__Data items__:
__________________________________________________
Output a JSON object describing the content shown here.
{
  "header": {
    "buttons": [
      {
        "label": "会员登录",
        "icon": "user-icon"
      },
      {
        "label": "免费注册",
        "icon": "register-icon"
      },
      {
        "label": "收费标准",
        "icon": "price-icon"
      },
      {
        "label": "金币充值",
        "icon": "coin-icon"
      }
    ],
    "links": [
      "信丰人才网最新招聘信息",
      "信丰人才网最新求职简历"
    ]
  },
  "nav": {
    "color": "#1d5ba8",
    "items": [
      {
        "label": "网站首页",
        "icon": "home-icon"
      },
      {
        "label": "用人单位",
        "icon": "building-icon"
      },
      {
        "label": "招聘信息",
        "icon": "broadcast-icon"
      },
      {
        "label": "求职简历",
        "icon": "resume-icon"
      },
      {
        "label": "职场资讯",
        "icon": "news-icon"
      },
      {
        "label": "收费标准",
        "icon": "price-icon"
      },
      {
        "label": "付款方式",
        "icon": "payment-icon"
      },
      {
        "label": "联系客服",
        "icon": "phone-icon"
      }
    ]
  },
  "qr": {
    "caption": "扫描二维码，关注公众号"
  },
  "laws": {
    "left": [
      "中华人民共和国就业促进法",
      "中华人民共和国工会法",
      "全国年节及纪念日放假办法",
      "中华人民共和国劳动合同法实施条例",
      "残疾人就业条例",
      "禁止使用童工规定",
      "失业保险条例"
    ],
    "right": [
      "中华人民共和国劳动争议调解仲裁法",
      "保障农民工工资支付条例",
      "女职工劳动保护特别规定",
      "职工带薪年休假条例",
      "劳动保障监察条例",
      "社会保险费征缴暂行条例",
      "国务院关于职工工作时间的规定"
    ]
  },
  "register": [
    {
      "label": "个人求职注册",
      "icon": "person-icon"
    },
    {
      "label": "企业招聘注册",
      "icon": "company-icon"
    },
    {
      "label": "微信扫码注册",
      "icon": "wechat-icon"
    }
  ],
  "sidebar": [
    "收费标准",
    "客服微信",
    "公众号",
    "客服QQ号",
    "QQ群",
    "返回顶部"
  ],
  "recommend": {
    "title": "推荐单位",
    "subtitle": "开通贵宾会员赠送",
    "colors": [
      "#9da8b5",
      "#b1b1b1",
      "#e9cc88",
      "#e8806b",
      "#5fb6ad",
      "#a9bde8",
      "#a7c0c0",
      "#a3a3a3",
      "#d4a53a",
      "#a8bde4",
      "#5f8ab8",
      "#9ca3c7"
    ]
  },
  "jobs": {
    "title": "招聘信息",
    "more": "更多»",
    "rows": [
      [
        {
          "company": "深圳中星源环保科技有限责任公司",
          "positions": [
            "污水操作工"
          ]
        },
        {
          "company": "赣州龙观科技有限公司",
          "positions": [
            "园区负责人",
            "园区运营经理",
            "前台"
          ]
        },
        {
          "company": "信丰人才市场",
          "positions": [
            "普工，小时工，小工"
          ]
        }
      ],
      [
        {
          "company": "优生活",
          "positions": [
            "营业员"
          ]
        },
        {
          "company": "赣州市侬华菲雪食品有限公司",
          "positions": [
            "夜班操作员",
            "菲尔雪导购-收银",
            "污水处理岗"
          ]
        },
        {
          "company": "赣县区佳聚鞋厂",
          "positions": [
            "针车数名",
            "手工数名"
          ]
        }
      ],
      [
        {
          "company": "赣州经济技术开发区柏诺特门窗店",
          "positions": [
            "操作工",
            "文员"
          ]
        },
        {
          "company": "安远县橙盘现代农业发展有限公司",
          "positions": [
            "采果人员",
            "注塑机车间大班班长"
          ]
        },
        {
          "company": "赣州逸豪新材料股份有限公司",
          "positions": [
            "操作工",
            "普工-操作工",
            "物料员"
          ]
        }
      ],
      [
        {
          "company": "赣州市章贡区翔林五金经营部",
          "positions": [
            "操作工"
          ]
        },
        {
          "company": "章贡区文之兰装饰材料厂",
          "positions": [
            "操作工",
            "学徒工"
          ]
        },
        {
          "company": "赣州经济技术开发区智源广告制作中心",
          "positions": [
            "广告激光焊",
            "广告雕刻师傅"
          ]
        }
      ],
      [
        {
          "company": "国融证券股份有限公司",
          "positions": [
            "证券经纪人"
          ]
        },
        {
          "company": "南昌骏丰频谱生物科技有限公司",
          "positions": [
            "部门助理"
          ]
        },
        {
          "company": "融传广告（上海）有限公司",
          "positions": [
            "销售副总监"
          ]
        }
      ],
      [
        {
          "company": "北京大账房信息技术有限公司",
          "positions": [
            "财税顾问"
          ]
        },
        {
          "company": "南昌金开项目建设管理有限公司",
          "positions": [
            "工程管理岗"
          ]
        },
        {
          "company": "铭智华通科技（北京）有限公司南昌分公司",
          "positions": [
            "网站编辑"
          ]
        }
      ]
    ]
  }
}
__________________________________________________
__Exercise details__: Reproduce the material in full, with no word added or dropped.

__Output for this task__:
Output a JSON object describing the content shown here.
{
  "header": {
    "buttons": [
      {
        "label": "会员登录",
        "icon": "user-icon"
      },
      {
        "label": "免费注册",
        "icon": "register-icon"
      },
      {
        "label": "收费标准",
        "icon": "price-icon"
      },
      {
        "label": "金币充值",
        "icon": "coin-icon"
      }
    ],
    "links": [
      "信丰人才网最新招聘信息",
      "信丰人才网最新求职简历"
    ]
  },
  "nav": {
    "color": "#1d5ba8",
    "items": [
      {
        "label": "网站首页",
        "icon": "home-icon"
      },
      {
        "label": "用人单位",
        "icon": "building-icon"
      },
      {
        "label": "招聘信息",
        "icon": "broadcast-icon"
      },
      {
        "label": "求职简历",
        "icon": "resume-icon"
      },
      {
        "label": "职场资讯",
        "icon": "news-icon"
      },
      {
        "label": "收费标准",
        "icon": "price-icon"
      },
      {
        "label": "付款方式",
        "icon": "payment-icon"
      },
      {
        "label": "联系客服",
        "icon": "phone-icon"
      }
    ]
  },
  "qr": {
    "caption": "扫描二维码，关注公众号"
  },
  "laws": {
    "left": [
      "中华人民共和国就业促进法",
      "中华人民共和国工会法",
      "全国年节及纪念日放假办法",
      "中华人民共和国劳动合同法实施条例",
      "残疾人就业条例",
      "禁止使用童工规定",
      "失业保险条例"
    ],
    "right": [
      "中华人民共和国劳动争议调解仲裁法",
      "保障农民工工资支付条例",
      "女职工劳动保护特别规定",
      "职工带薪年休假条例",
      "劳动保障监察条例",
      "社会保险费征缴暂行条例",
      "国务院关于职工工作时间的规定"
    ]
  },
  "register": [
    {
      "label": "个人求职注册",
      "icon": "person-icon"
    },
    {
      "label": "企业招聘注册",
      "icon": "company-icon"
    },
    {
      "label": "微信扫码注册",
      "icon": "wechat-icon"
    }
  ],
  "sidebar": [
    "收费标准",
    "客服微信",
    "公众号",
    "客服QQ号",
    "QQ群",
    "返回顶部"
  ],
  "recommend": {
    "title": "推荐单位",
    "subtitle": "开通贵宾会员赠送",
    "colors": [
      "#9da8b5",
      "#b1b1b1",
      "#e9cc88",
      "#e8806b",
      "#5fb6ad",
      "#a9bde8",
      "#a7c0c0",
      "#a3a3a3",
      "#d4a53a",
      "#a8bde4",
      "#5f8ab8",
      "#9ca3c7"
    ]
  },
  "jobs": {
    "title": "招聘信息",
    "more": "更多»",
    "rows": [
      [
        {
          "company": "深圳中星源环保科技有限责任公司",
          "positions": [
            "污水操作工"
          ]
        },
        {
          "company": "赣州龙观科技有限公司",
          "positions": [
            "园区负责人",
            "园区运营经理",
            "前台"
          ]
        },
        {
          "company": "信丰人才市场",
          "positions": [
            "普工，小时工，小工"
          ]
        }
      ],
      [
        {
          "company": "优生活",
          "positions": [
            "营业员"
          ]
        },
        {
          "company": "赣州市侬华菲雪食品有限公司",
          "positions": [
            "夜班操作员",
            "菲尔雪导购-收银",
            "污水处理岗"
          ]
        },
        {
          "company": "赣县区佳聚鞋厂",
          "positions": [
            "针车数名",
            "手工数名"
          ]
        }
      ],
      [
        {
          "company": "赣州经济技术开发区柏诺特门窗店",
          "positions": [
            "操作工",
            "文员"
          ]
        },
        {
          "company": "安远县橙盘现代农业发展有限公司",
          "positions": [
            "采果人员",
            "注塑机车间大班班长"
          ]
        },
        {
          "company": "赣州逸豪新材料股份有限公司",
          "positions": [
            "操作工",
            "普工-操作工",
            "物料员"
          ]
        }
      ],
      [
        {
          "company": "赣州市章贡区翔林五金经营部",
          "positions": [
            "操作工"
          ]
        },
        {
          "company": "章贡区文之兰装饰材料厂",
          "positions": [
            "操作工",
            "学徒工"
          ]
        },
        {
          "company": "赣州经济技术开发区智源广告制作中心",
          "positions": [
            "广告激光焊",
            "广告雕刻师傅"
          ]
        }
      ],
      [
        {
          "company": "国融证券股份有限公司",
          "positions": [
            "证券经纪人"
          ]
        },
        {
          "company": "南昌骏丰频谱生物科技有限公司",
          "positions": [
            "部门助理"
          ]
        },
        {
          "company": "融传广告（上海）有限公司",
          "positions": [
            "销售副总监"
          ]
        }
      ],
      [
        {
          "company": "北京大账房信息技术有限公司",
          "positions": [
            "财税顾问"
          ]
        },
        {
          "company": "南昌金开项目建设管理有限公司",
          "positions": [
            "工程管理岗"
          ]
        },
        {
          "company": "铭智华通科技（北京）有限公司南昌分公司",
          "positions": [
            "网站编辑"
          ]
        }
      ]
    ]
  }
}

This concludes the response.